--- Start ---
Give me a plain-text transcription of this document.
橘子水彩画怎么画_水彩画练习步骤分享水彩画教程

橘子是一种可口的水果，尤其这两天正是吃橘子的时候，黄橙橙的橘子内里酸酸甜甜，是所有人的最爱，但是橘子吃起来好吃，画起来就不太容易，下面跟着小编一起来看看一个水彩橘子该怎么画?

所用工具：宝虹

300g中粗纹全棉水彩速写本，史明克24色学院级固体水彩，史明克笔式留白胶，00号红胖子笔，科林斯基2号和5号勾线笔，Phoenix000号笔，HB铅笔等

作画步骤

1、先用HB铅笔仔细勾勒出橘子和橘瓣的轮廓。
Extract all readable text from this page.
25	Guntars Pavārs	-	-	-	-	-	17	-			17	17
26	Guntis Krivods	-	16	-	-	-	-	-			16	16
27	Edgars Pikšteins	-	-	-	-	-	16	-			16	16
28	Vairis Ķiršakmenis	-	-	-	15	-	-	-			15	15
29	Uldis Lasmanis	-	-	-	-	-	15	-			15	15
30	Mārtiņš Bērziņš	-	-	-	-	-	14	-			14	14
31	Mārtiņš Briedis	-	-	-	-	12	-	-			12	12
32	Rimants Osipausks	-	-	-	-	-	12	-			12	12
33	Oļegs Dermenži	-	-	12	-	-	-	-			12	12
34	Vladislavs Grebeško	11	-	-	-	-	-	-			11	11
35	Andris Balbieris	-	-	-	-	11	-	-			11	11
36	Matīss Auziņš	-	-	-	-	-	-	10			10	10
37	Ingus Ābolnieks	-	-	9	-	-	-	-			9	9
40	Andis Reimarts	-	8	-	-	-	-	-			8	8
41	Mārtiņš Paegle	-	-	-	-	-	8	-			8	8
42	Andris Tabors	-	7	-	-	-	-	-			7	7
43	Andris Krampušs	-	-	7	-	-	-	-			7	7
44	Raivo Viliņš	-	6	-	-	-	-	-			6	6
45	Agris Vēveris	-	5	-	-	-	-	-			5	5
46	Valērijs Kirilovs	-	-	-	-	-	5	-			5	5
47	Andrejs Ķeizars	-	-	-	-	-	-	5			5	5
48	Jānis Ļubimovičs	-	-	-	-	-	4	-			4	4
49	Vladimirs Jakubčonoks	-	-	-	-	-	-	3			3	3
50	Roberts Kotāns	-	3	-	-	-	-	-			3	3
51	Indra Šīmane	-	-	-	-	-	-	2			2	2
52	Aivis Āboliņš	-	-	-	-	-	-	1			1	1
--- End ---
YOUR TASK:
Track down every line holding the string "text" and copy it.

ANSWER FOR THIS EXERCISE:
Give me a plain-text transcription of this document.
Extract all readable text from this page.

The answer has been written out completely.